**GOAL:** Hunt for the word "mods" across the entries below, copying each line that holds it.

**ENTRIES SHOWN:**
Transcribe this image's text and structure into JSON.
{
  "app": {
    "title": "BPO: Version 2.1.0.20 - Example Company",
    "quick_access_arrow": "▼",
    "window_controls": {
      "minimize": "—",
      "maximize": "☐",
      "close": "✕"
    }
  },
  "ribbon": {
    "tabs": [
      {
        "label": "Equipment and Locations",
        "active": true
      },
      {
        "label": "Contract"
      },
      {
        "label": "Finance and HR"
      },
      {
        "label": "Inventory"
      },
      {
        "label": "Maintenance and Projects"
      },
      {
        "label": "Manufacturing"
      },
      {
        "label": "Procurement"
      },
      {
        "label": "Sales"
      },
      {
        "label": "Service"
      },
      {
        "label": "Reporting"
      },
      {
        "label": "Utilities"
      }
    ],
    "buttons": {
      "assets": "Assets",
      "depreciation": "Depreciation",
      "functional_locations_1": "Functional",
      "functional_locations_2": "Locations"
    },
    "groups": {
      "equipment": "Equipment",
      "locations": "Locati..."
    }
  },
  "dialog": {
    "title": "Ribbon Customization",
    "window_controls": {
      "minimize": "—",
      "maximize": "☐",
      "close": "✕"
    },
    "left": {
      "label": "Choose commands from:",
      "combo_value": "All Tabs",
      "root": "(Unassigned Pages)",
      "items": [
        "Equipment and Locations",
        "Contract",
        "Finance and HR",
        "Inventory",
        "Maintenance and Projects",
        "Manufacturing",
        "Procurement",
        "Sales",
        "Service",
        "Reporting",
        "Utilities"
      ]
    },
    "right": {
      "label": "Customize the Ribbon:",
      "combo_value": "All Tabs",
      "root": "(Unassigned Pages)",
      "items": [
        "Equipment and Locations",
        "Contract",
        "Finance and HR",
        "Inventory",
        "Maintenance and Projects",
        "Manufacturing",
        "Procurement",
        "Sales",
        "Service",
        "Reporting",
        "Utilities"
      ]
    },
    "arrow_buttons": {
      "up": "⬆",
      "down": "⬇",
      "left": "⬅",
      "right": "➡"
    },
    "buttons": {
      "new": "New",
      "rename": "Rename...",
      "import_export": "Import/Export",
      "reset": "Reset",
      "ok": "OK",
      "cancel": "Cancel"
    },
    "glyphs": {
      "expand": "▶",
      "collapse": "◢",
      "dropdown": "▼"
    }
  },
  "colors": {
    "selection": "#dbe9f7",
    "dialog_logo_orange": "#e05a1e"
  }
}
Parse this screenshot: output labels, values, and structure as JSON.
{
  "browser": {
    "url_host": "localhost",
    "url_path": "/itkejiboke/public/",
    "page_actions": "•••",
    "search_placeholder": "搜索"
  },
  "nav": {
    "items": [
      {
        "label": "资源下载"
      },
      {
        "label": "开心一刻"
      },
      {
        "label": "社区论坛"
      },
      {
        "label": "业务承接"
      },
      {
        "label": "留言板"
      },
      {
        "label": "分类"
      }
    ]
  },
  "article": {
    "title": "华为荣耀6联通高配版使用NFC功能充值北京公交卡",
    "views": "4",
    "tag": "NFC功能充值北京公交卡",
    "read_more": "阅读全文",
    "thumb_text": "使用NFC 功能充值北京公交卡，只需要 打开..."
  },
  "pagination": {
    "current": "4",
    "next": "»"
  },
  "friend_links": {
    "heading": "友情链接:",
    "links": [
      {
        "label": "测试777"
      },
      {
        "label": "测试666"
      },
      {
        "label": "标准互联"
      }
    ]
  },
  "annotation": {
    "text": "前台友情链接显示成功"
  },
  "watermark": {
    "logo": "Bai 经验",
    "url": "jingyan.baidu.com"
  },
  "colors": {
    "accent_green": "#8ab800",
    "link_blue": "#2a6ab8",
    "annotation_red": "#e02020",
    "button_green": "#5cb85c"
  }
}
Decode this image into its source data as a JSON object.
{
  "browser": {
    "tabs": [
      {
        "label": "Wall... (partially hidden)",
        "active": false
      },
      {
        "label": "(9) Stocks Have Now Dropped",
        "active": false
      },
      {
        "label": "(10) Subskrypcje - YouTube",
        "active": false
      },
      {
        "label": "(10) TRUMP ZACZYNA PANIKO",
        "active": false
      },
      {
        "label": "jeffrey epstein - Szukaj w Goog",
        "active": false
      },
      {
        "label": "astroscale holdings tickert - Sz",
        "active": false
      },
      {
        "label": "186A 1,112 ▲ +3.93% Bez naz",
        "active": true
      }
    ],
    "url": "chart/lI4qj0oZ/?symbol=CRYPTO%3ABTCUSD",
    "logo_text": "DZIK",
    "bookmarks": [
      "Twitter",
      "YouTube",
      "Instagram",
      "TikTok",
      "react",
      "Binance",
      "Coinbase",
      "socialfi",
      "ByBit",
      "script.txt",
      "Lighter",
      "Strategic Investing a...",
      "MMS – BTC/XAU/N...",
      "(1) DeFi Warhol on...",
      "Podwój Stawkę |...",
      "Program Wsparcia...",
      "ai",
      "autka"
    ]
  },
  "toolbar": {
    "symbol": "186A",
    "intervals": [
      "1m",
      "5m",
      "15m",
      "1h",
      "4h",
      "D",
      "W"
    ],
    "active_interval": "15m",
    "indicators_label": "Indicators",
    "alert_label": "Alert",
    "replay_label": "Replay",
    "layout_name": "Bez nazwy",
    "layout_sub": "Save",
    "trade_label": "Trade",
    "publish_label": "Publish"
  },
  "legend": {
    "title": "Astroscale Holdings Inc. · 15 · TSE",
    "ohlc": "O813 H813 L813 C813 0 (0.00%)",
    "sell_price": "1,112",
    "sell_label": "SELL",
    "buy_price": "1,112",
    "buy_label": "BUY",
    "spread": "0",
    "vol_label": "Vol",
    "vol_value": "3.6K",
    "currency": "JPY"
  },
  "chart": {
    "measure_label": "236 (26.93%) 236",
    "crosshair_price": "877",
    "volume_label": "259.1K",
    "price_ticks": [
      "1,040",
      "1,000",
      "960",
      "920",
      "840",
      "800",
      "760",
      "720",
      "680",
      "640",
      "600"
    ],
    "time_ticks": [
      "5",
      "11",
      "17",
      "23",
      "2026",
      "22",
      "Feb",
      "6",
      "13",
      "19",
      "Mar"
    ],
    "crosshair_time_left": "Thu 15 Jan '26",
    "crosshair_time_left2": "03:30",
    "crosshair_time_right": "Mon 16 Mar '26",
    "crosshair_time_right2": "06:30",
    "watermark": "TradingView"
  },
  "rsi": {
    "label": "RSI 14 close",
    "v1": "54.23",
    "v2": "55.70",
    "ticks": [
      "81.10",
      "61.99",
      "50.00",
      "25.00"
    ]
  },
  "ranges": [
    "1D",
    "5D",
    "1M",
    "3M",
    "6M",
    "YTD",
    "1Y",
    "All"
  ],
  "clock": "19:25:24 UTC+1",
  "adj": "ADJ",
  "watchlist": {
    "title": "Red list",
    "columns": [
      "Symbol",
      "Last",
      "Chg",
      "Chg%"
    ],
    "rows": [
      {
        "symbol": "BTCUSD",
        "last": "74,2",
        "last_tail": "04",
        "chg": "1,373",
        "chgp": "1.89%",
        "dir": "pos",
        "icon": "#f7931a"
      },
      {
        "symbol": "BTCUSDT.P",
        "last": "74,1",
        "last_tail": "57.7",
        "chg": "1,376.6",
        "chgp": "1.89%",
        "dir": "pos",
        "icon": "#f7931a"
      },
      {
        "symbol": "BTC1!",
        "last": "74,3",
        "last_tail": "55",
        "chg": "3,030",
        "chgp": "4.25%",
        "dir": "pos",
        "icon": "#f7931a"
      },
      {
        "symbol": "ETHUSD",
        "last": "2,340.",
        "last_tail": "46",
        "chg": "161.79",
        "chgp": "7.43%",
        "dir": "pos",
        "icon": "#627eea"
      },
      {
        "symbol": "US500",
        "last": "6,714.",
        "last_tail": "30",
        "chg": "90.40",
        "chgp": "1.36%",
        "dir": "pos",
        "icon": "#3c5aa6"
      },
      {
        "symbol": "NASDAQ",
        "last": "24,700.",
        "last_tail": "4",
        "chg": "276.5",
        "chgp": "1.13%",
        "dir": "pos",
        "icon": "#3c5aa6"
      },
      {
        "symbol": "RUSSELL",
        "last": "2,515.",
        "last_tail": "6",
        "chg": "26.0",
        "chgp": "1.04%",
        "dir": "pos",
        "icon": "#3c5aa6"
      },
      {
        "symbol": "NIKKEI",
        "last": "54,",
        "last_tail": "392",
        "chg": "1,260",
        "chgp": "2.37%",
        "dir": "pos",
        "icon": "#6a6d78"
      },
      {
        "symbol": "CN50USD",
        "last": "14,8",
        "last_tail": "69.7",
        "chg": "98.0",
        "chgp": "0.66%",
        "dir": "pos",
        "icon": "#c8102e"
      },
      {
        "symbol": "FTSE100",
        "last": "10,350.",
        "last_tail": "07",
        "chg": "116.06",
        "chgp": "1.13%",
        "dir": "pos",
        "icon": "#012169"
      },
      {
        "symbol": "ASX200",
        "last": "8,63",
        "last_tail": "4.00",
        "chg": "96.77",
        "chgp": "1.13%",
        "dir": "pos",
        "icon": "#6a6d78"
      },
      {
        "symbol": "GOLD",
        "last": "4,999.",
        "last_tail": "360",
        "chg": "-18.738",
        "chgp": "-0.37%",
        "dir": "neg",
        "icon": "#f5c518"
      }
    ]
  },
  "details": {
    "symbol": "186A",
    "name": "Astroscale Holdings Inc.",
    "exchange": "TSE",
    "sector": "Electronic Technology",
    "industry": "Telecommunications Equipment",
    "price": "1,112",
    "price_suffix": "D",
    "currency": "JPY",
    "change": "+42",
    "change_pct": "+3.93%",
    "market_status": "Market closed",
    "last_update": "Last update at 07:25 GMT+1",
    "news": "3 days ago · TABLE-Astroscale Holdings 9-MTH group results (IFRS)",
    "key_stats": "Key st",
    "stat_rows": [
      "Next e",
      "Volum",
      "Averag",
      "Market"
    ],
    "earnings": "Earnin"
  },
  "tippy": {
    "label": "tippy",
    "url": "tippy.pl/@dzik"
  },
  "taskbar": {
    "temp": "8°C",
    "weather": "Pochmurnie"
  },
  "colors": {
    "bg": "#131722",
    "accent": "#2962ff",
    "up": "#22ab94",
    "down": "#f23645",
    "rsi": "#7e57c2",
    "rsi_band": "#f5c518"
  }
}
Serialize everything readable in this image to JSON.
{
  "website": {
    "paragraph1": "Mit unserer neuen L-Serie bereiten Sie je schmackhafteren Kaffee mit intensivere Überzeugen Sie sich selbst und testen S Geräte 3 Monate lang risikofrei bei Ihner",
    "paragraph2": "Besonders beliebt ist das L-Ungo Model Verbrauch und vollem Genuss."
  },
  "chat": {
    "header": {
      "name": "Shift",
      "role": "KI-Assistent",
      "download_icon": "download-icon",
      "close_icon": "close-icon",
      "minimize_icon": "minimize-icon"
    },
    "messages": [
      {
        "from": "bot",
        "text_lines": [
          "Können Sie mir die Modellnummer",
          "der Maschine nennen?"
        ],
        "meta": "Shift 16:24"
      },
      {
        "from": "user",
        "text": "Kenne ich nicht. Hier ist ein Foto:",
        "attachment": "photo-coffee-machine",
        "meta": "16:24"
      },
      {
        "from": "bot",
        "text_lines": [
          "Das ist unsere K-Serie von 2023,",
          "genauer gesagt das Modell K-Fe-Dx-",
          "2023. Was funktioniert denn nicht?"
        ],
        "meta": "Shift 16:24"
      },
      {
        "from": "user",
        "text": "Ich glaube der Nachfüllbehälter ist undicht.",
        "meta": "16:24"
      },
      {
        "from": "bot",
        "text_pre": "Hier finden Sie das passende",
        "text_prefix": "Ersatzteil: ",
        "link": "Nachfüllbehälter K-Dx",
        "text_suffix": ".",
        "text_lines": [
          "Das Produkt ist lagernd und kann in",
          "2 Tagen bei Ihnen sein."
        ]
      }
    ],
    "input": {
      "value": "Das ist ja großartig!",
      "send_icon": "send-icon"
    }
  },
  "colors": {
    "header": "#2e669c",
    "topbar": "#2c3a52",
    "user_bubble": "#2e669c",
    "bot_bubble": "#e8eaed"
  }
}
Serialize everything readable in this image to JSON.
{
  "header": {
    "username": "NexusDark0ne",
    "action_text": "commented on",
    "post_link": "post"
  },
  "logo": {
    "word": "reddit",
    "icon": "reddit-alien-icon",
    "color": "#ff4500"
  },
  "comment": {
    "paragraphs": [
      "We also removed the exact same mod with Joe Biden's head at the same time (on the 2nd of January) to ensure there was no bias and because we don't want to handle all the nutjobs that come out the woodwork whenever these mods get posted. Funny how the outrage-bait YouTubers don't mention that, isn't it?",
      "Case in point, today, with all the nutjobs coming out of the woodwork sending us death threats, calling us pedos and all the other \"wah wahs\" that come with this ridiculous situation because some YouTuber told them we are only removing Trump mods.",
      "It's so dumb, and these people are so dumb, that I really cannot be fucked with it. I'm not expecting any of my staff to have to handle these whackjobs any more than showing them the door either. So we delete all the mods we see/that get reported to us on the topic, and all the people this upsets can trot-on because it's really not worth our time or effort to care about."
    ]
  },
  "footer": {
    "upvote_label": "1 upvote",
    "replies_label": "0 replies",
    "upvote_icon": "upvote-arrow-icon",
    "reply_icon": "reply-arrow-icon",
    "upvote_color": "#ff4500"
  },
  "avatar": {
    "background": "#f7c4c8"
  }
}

**WORKED SOLUTION:**
      "We also removed the exact same mod with Joe Biden's head at the same time (on the 2nd of January) to ensure there was no bias and because we don't want to handle all the nutjobs that come out the woodwork whenever these mods get posted. Funny how the outrage-bait YouTubers don't mention that, isn't it?",
      "Case in point, today, with all the nutjobs coming out of the woodwork sending us death threats, calling us pedos and all the other \"wah wahs\" that come with this ridiculous situation because some YouTuber told them we are only removing Trump mods.",
      "It's so dumb, and these people are so dumb, that I really cannot be fucked with it. I'm not expecting any of my staff to have to handle these whackjobs any more than showing them the door either. So we delete all the mods we see/that get reported to us on the topic, and all the people this upsets can trot-on because it's really not worth our time or effort to care about."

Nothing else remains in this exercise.